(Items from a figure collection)

◇ ◇ ◇

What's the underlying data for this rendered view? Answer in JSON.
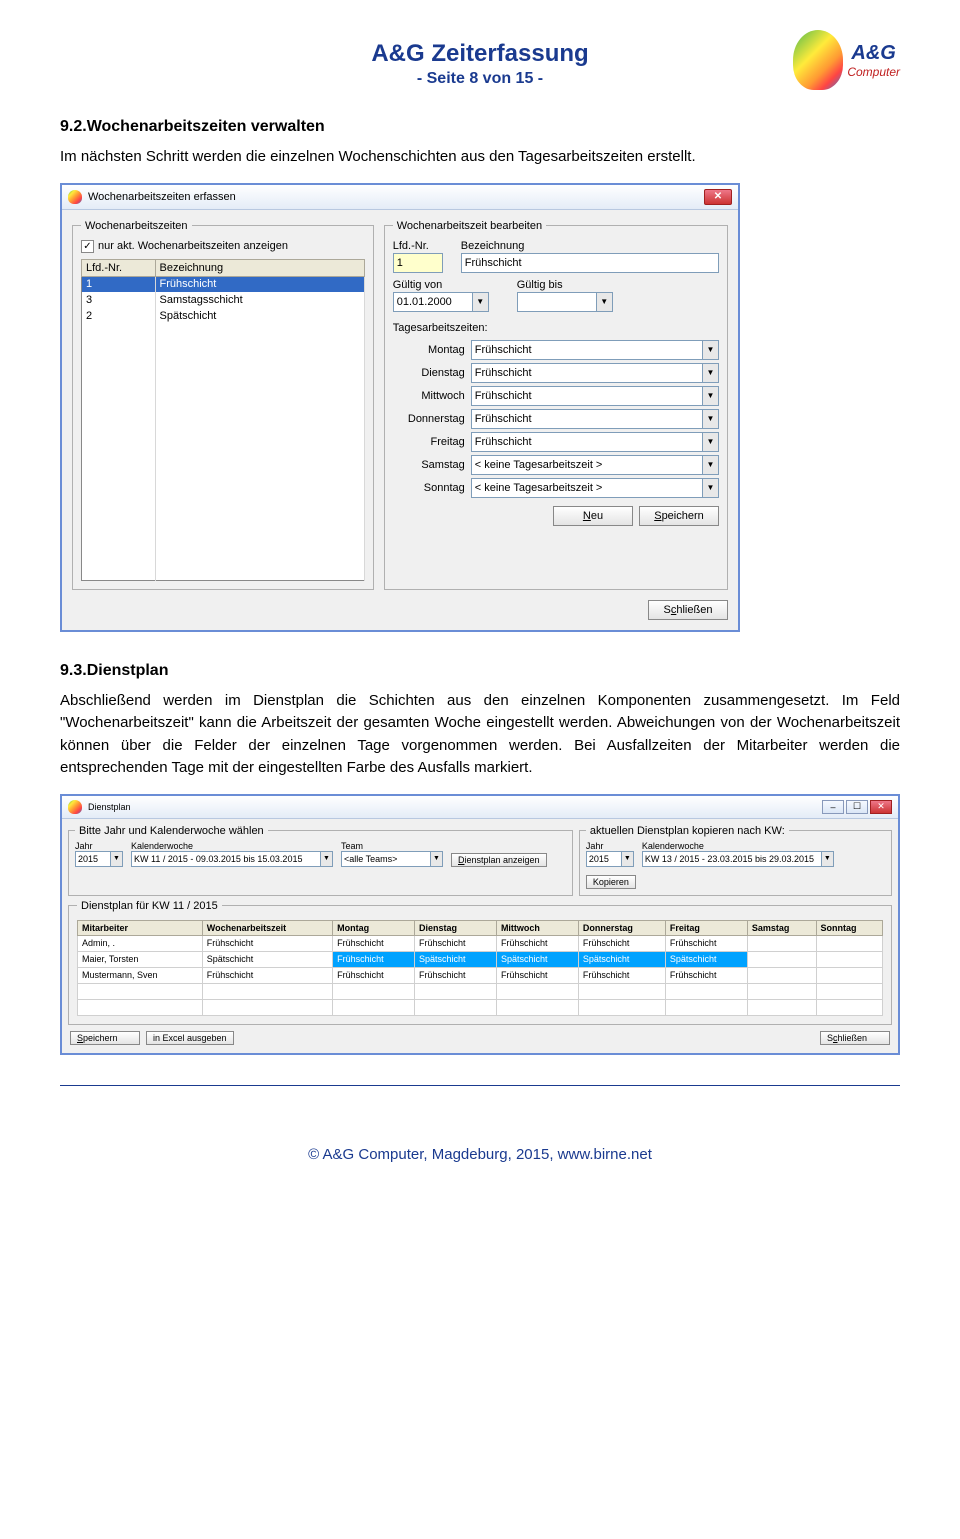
{
  "header": {
    "title": "A&G Zeiterfassung",
    "subtitle": "- Seite 8 von 15 -",
    "logo_text": "A&G",
    "logo_sub": "Computer"
  },
  "section92": {
    "heading": "9.2.Wochenarbeitszeiten verwalten",
    "text": "Im nächsten Schritt werden die einzelnen Wochenschichten aus den Tagesarbeitszeiten erstellt."
  },
  "dialog1": {
    "title": "Wochenarbeitszeiten erfassen",
    "group_left": "Wochenarbeitszeiten",
    "group_right": "Wochenarbeitszeit bearbeiten",
    "checkbox_label": "nur akt. Wochenarbeitszeiten anzeigen",
    "checkbox_checked": "✓",
    "col_lfd": "Lfd.-Nr.",
    "col_bez": "Bezeichnung",
    "rows": [
      {
        "nr": "1",
        "bez": "Frühschicht",
        "selected": true
      },
      {
        "nr": "3",
        "bez": "Samstagsschicht",
        "selected": false
      },
      {
        "nr": "2",
        "bez": "Spätschicht",
        "selected": false
      }
    ],
    "edit": {
      "lfd_label": "Lfd.-Nr.",
      "lfd_value": "1",
      "bez_label": "Bezeichnung",
      "bez_value": "Frühschicht",
      "von_label": "Gültig von",
      "von_value": "01.01.2000",
      "bis_label": "Gültig bis",
      "bis_value": "",
      "days_label": "Tagesarbeitszeiten:",
      "days": [
        {
          "label": "Montag",
          "value": "Frühschicht"
        },
        {
          "label": "Dienstag",
          "value": "Frühschicht"
        },
        {
          "label": "Mittwoch",
          "value": "Frühschicht"
        },
        {
          "label": "Donnerstag",
          "value": "Frühschicht"
        },
        {
          "label": "Freitag",
          "value": "Frühschicht"
        },
        {
          "label": "Samstag",
          "value": "< keine Tagesarbeitszeit >"
        },
        {
          "label": "Sonntag",
          "value": "< keine Tagesarbeitszeit >"
        }
      ],
      "btn_new": "Neu",
      "btn_save": "Speichern"
    },
    "btn_close": "Schließen"
  },
  "section93": {
    "heading": "9.3.Dienstplan",
    "text": "Abschließend werden im Dienstplan die Schichten aus den einzelnen Komponenten zusammengesetzt. Im Feld \"Wochenarbeitszeit\" kann die Arbeitszeit der gesamten Woche eingestellt werden. Abweichungen von der Wochenarbeitszeit können über die Felder der einzelnen Tage vorgenommen werden. Bei Ausfallzeiten der Mitarbeiter werden die entsprechenden Tage mit der eingestellten Farbe des Ausfalls markiert."
  },
  "dialog2": {
    "title": "Dienstplan",
    "group_select": "Bitte Jahr und Kalenderwoche wählen",
    "group_copy": "aktuellen Dienstplan kopieren nach KW:",
    "jahr_label": "Jahr",
    "kw_label": "Kalenderwoche",
    "team_label": "Team",
    "jahr_value": "2015",
    "kw_value": "KW 11 / 2015 - 09.03.2015 bis 15.03.2015",
    "team_value": "<alle Teams>",
    "btn_show": "Dienstplan anzeigen",
    "copy_jahr": "2015",
    "copy_kw": "KW 13 / 2015 - 23.03.2015 bis 29.03.2015",
    "btn_copy": "Kopieren",
    "roster_legend": "Dienstplan für KW 11 / 2015",
    "columns": [
      "Mitarbeiter",
      "Wochenarbeitszeit",
      "Montag",
      "Dienstag",
      "Mittwoch",
      "Donnerstag",
      "Freitag",
      "Samstag",
      "Sonntag"
    ],
    "rows": [
      {
        "cells": [
          "Admin, .",
          "Frühschicht",
          "Frühschicht",
          "Frühschicht",
          "Frühschicht",
          "Frühschicht",
          "Frühschicht",
          "",
          ""
        ],
        "hl": []
      },
      {
        "cells": [
          "Maier, Torsten",
          "Spätschicht",
          "Frühschicht",
          "Spätschicht",
          "Spätschicht",
          "Spätschicht",
          "Spätschicht",
          "",
          ""
        ],
        "hl": [
          2,
          3,
          4,
          5,
          6
        ]
      },
      {
        "cells": [
          "Mustermann, Sven",
          "Frühschicht",
          "Frühschicht",
          "Frühschicht",
          "Frühschicht",
          "Frühschicht",
          "Frühschicht",
          "",
          ""
        ],
        "hl": []
      }
    ],
    "btn_save": "Speichern",
    "btn_excel": "in Excel ausgeben",
    "btn_close": "Schließen"
  },
  "footer": "© A&G Computer, Magdeburg, 2015, www.birne.net"
}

◇ ◇ ◇

→ **Brief**:
When you repeat the data, keep every line exact and drop the images.

→ **Solution**:
What's the underlying data for this rendered view? Answer in JSON.
{
  "header": {
    "title": "A&G Zeiterfassung",
    "subtitle": "- Seite 8 von 15 -",
    "logo_text": "A&G",
    "logo_sub": "Computer"
  },
  "section92": {
    "heading": "9.2.Wochenarbeitszeiten verwalten",
    "text": "Im nächsten Schritt werden die einzelnen Wochenschichten aus den Tagesarbeitszeiten erstellt."
  },
  "dialog1": {
    "title": "Wochenarbeitszeiten erfassen",
    "group_left": "Wochenarbeitszeiten",
    "group_right": "Wochenarbeitszeit bearbeiten",
    "checkbox_label": "nur akt. Wochenarbeitszeiten anzeigen",
    "checkbox_checked": "✓",
    "col_lfd": "Lfd.-Nr.",
    "col_bez": "Bezeichnung",
    "rows": [
      {
        "nr": "1",
        "bez": "Frühschicht",
        "selected": true
      },
      {
        "nr": "3",
        "bez": "Samstagsschicht",
        "selected": false
      },
      {
        "nr": "2",
        "bez": "Spätschicht",
        "selected": false
      }
    ],
    "edit": {
      "lfd_label": "Lfd.-Nr.",
      "lfd_value": "1",
      "bez_label": "Bezeichnung",
      "bez_value": "Frühschicht",
      "von_label": "Gültig von",
      "von_value": "01.01.2000",
      "bis_label": "Gültig bis",
      "bis_value": "",
      "days_label": "Tagesarbeitszeiten:",
      "days": [
        {
          "label": "Montag",
          "value": "Frühschicht"
        },
        {
          "label": "Dienstag",
          "value": "Frühschicht"
        },
        {
          "label": "Mittwoch",
          "value": "Frühschicht"
        },
        {
          "label": "Donnerstag",
          "value": "Frühschicht"
        },
        {
          "label": "Freitag",
          "value": "Frühschicht"
        },
        {
          "label": "Samstag",
          "value": "< keine Tagesarbeitszeit >"
        },
        {
          "label": "Sonntag",
          "value": "< keine Tagesarbeitszeit >"
        }
      ],
      "btn_new": "Neu",
      "btn_save": "Speichern"
    },
    "btn_close": "Schließen"
  },
  "section93": {
    "heading": "9.3.Dienstplan",
    "text": "Abschließend werden im Dienstplan die Schichten aus den einzelnen Komponenten zusammengesetzt. Im Feld \"Wochenarbeitszeit\" kann die Arbeitszeit der gesamten Woche eingestellt werden. Abweichungen von der Wochenarbeitszeit können über die Felder der einzelnen Tage vorgenommen werden. Bei Ausfallzeiten der Mitarbeiter werden die entsprechenden Tage mit der eingestellten Farbe des Ausfalls markiert."
  },
  "dialog2": {
    "title": "Dienstplan",
    "group_select": "Bitte Jahr und Kalenderwoche wählen",
    "group_copy": "aktuellen Dienstplan kopieren nach KW:",
    "jahr_label": "Jahr",
    "kw_label": "Kalenderwoche",
    "team_label": "Team",
    "jahr_value": "2015",
    "kw_value": "KW 11 / 2015 - 09.03.2015 bis 15.03.2015",
    "team_value": "<alle Teams>",
    "btn_show": "Dienstplan anzeigen",
    "copy_jahr": "2015",
    "copy_kw": "KW 13 / 2015 - 23.03.2015 bis 29.03.2015",
    "btn_copy": "Kopieren",
    "roster_legend": "Dienstplan für KW 11 / 2015",
    "columns": [
      "Mitarbeiter",
      "Wochenarbeitszeit",
      "Montag",
      "Dienstag",
      "Mittwoch",
      "Donnerstag",
      "Freitag",
      "Samstag",
      "Sonntag"
    ],
    "rows": [
      {
        "cells": [
          "Admin, .",
          "Frühschicht",
          "Frühschicht",
          "Frühschicht",
          "Frühschicht",
          "Frühschicht",
          "Frühschicht",
          "",
          ""
        ],
        "hl": []
      },
      {
        "cells": [
          "Maier, Torsten",
          "Spätschicht",
          "Frühschicht",
          "Spätschicht",
          "Spätschicht",
          "Spätschicht",
          "Spätschicht",
          "",
          ""
        ],
        "hl": [
          2,
          3,
          4,
          5,
          6
        ]
      },
      {
        "cells": [
          "Mustermann, Sven",
          "Frühschicht",
          "Frühschicht",
          "Frühschicht",
          "Frühschicht",
          "Frühschicht",
          "Frühschicht",
          "",
          ""
        ],
        "hl": []
      }
    ],
    "btn_save": "Speichern",
    "btn_excel": "in Excel ausgeben",
    "btn_close": "Schließen"
  },
  "footer": "© A&G Computer, Magdeburg, 2015, www.birne.net"
}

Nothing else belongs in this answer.